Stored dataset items

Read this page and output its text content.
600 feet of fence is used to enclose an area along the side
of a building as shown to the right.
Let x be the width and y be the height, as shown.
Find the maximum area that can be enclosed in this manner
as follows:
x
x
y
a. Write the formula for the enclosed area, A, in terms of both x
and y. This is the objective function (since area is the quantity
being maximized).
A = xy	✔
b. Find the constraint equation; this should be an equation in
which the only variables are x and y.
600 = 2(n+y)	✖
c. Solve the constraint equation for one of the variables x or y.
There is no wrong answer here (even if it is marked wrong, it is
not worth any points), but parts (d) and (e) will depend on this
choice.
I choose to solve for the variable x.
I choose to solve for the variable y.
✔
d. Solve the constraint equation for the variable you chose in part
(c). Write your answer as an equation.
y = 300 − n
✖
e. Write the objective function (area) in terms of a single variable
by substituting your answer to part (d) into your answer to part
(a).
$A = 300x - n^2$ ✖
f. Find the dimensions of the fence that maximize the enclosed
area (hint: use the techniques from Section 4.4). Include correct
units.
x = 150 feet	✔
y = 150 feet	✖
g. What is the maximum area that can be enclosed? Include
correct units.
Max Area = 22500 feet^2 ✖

*Aim:*
Collect every line with the string "choose" from the records, and copy each.

*Full response:*
I choose to solve for the variable x.
I choose to solve for the variable y.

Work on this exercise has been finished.